TEXT SECTION:
To ensure that modeled tables were also available with low latency, inefficiencies had to be avoided (i.e. full derived table recreation or full source raw table scans) in the modeling ETL jobs too. Hudi allows ETL jobs to fetch only the changed data from the source table. Modeling jobs only need to pass a checkpoint timestamp to the Hudi reader during each iterative run to receive a stream of new or updated records from the raw source table (regardless of the data partition where the actual record is stored).

The use of a Hudi writer during an ETL job enabled Uber to update old partitions in the derived modeled tables without recreating the entire partition or table. As such, their modeling ETL jobs used Hudi readers to incrementally fetch only the changed data from the source table and used Hudi writers to incrementally update the derived output table.

ETL jobs finished in less than 30 minutes, providing end-to-end latency of less than one hour for all derived tables in Hadoop.

In order to provide data users of Hadoop tables with different options to access all data or only new or updated data, Hadoop raw tables using Hudi storage format provide two different reading modes:

  1. Latest mode view: Provides a holistic view on the entire Hadoop table at that point in time. This view includes the latest merged values for all records as well as all the existing records in a table.

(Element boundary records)

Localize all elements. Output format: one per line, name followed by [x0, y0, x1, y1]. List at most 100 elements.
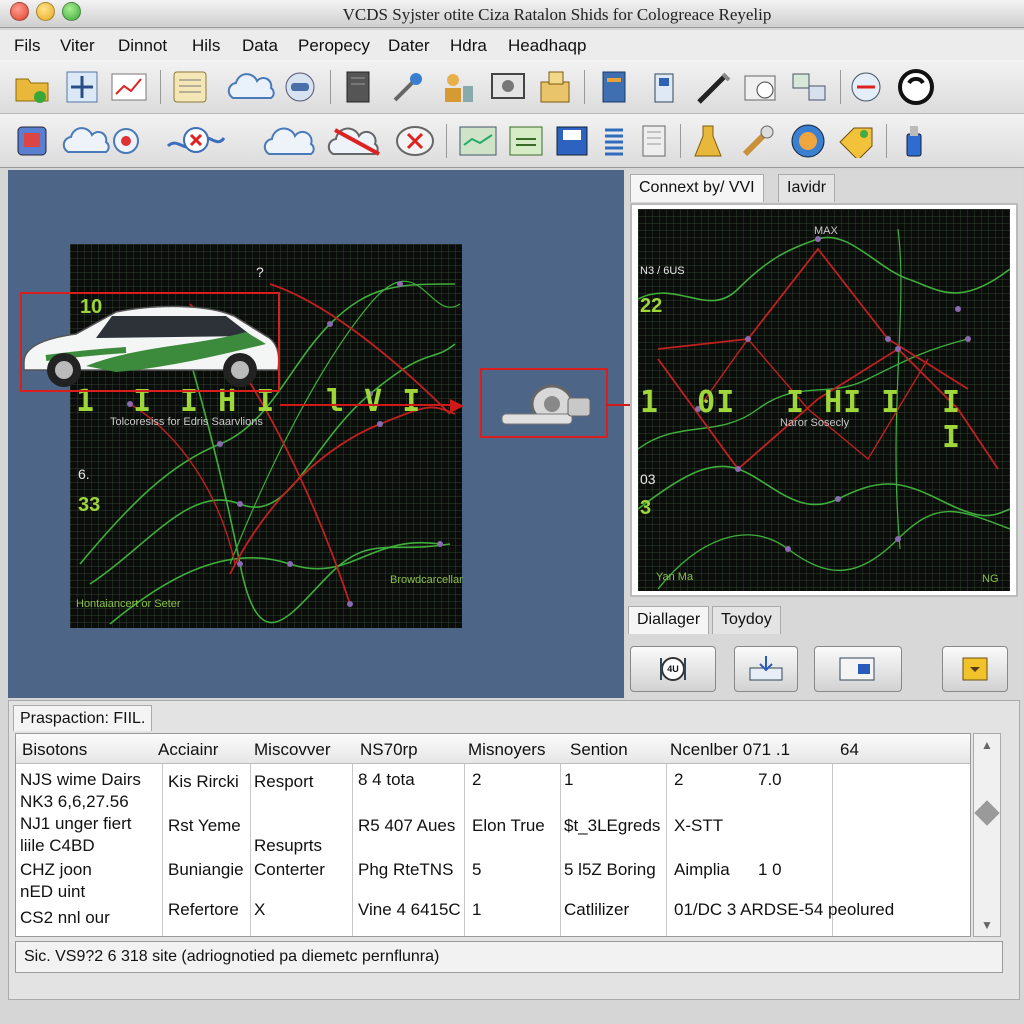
- column-header[interactable]: Misnoyers: [468, 740, 545, 760]
- table-cell[interactable]: R5 407 Aues: [358, 816, 455, 836]
- column-header[interactable]: 64: [840, 740, 859, 760]
- table-cell[interactable]: 1: [564, 770, 573, 790]
- network-icon[interactable]: [790, 67, 830, 107]
- battery-icon[interactable]: [644, 67, 684, 107]
- table-cell[interactable]: Kis Rircki: [168, 772, 239, 792]
- cancel-icon[interactable]: [394, 121, 434, 161]
- dial-button[interactable]: 4U: [630, 646, 716, 692]
- menu-item-hdra[interactable]: Hdra: [450, 36, 487, 56]
- vehicle-highlight-box[interactable]: 10: [20, 292, 280, 392]
- scroll-up-icon[interactable]: ▲: [974, 734, 1000, 756]
- table-cell[interactable]: 5 l5Z Boring: [564, 860, 656, 880]
- column-header[interactable]: Sention: [570, 740, 628, 760]
- person-icon[interactable]: [438, 67, 478, 107]
- table-cell[interactable]: Resuprts: [254, 836, 322, 856]
- menu-item-dinnot[interactable]: Dinnot: [118, 36, 167, 56]
- save-icon[interactable]: [552, 121, 592, 161]
- pen-icon[interactable]: [694, 67, 734, 107]
- error-icon[interactable]: [162, 121, 258, 161]
- tab-diallager[interactable]: Diallager: [628, 606, 710, 634]
- table-cell[interactable]: CS2 nnl our: [20, 908, 110, 928]
- window-button[interactable]: [814, 646, 902, 692]
- scroll-down-icon[interactable]: ▼: [974, 914, 1000, 936]
- power-icon[interactable]: [896, 67, 936, 107]
- table-cell[interactable]: 1: [472, 900, 481, 920]
- module-icon[interactable]: [12, 121, 52, 161]
- table-cell[interactable]: liile C4BD: [20, 836, 95, 856]
- add-icon[interactable]: [62, 67, 102, 107]
- tab-iavidr[interactable]: Iavidr: [778, 174, 836, 202]
- table-cell[interactable]: Refertore: [168, 900, 239, 920]
- usb-icon[interactable]: [894, 121, 934, 161]
- column-header[interactable]: Ncenlber 071 .1: [670, 740, 790, 760]
- calendar-icon[interactable]: [170, 67, 210, 107]
- table-cell[interactable]: Vine 4 6415C: [358, 900, 461, 920]
- menu-item-headhaqp[interactable]: Headhaqp: [508, 36, 586, 56]
- table-cell[interactable]: 1 0: [758, 860, 782, 880]
- table-scrollbar[interactable]: ▲ ▼: [973, 733, 1001, 937]
- table-cell[interactable]: X-STT: [674, 816, 723, 836]
- interface-highlight-box[interactable]: [480, 368, 608, 438]
- binder-icon[interactable]: [338, 67, 378, 107]
- tab-toydoy[interactable]: Toydoy: [712, 606, 781, 634]
- table-cell[interactable]: Rst Yeme: [168, 816, 241, 836]
- monitor-icon[interactable]: [488, 67, 528, 107]
- table-cell[interactable]: 2: [472, 770, 481, 790]
- table-cell[interactable]: NJS wime Dairs: [20, 770, 141, 790]
- table-cell[interactable]: 8 4 tota: [358, 770, 415, 790]
- table-cell[interactable]: Conterter: [254, 860, 325, 880]
- table-cell[interactable]: 5: [472, 860, 481, 880]
- diagnostics-icon[interactable]: [846, 67, 886, 107]
- table-cell[interactable]: NK3 6,6,27.56: [20, 792, 129, 812]
- table-cell[interactable]: Phg RteTNS: [358, 860, 453, 880]
- spring-icon[interactable]: [594, 121, 634, 161]
- check-sheet-icon[interactable]: [506, 121, 546, 161]
- tools-icon[interactable]: [388, 67, 428, 107]
- meter-icon[interactable]: [742, 67, 782, 107]
- menu-item-viter[interactable]: Viter: [60, 36, 95, 56]
- table-cell[interactable]: Catlilizer: [564, 900, 629, 920]
- column-header[interactable]: NS70rp: [360, 740, 418, 760]
- scroll-thumb[interactable]: [974, 800, 1000, 826]
- menu-item-peropecy[interactable]: Peropecy: [298, 36, 370, 56]
- sensor-graph-right[interactable]: MAX N3 / 6US 22 1 0I I HI I I I Naror So…: [638, 209, 1010, 591]
- tag-icon[interactable]: [836, 121, 876, 161]
- server-icon[interactable]: [594, 67, 634, 107]
- car-icon[interactable]: [280, 67, 320, 107]
- column-header[interactable]: Bisotons: [22, 740, 87, 760]
- flask-icon[interactable]: [688, 121, 728, 161]
- cloud-icon[interactable]: [218, 67, 288, 107]
- table-cell[interactable]: CHZ joon: [20, 860, 92, 880]
- table-cell[interactable]: Buniangie: [168, 860, 244, 880]
- table-cell[interactable]: $t_3LEgreds: [564, 816, 660, 836]
- zoom-window-icon[interactable]: [62, 2, 81, 21]
- table-cell[interactable]: NJ1 unger fiert: [20, 814, 132, 834]
- chart-icon[interactable]: [110, 67, 150, 107]
- folder-button[interactable]: [942, 646, 1008, 692]
- table-cell[interactable]: nED uint: [20, 882, 85, 902]
- download-button[interactable]: [734, 646, 798, 692]
- tab-connect-vvi[interactable]: Connext by/ VVI: [630, 174, 764, 202]
- tab-praspaction[interactable]: Praspaction: FIIL.: [13, 705, 153, 731]
- table-cell[interactable]: 7.0: [758, 770, 782, 790]
- wrench-icon[interactable]: [738, 121, 778, 161]
- table-cell[interactable]: 01/DC 3 ARDSE-54 peolured: [674, 900, 894, 920]
- graph-icon[interactable]: [458, 121, 498, 161]
- box-icon[interactable]: [536, 67, 576, 107]
- menu-item-hils[interactable]: Hils: [192, 36, 220, 56]
- table-cell[interactable]: Resport: [254, 772, 314, 792]
- menu-item-data[interactable]: Data: [242, 36, 278, 56]
- globe-icon[interactable]: [788, 121, 828, 161]
- column-header[interactable]: Miscovver: [254, 740, 331, 760]
- cloud-connect-icon[interactable]: [58, 121, 154, 161]
- menu-item-file[interactable]: Fils: [14, 36, 40, 56]
- table-cell[interactable]: 2: [674, 770, 683, 790]
- minimize-window-icon[interactable]: [36, 2, 55, 21]
- documents-icon[interactable]: [634, 121, 674, 161]
- table-cell[interactable]: Aimplia: [674, 860, 730, 880]
- table-cell[interactable]: Elon True: [472, 816, 545, 836]
- menu-item-dater[interactable]: Dater: [388, 36, 430, 56]
- column-header[interactable]: Acciainr: [158, 740, 218, 760]
- folder-icon[interactable]: [12, 67, 52, 107]
- close-window-icon[interactable]: [10, 2, 29, 21]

EXERCISE INSTRUCTIONS:
1. List every distinct term in the Hudi text made up of the word "Hudi" followed by a noun, treating singular and plural forms as one term.
2. Reproduce the Hudi text word for word, everything from "To ensure that" down to "record is stored).".

THE REPLIES:
1.
Hudi reader
Hudi writer
Hudi storage format

2.
To ensure that modeled tables were also available with low latency, inefficiencies had to be avoided (i.e. full derived table recreation or full source raw table scans) in the modeling ETL jobs too. Hudi allows ETL jobs to fetch only the changed data from the source table. Modeling jobs only need to pass a checkpoint timestamp to the Hudi reader during each iterative run to receive a stream of new or updated records from the raw source table (regardless of the data partition where the actual record is stored).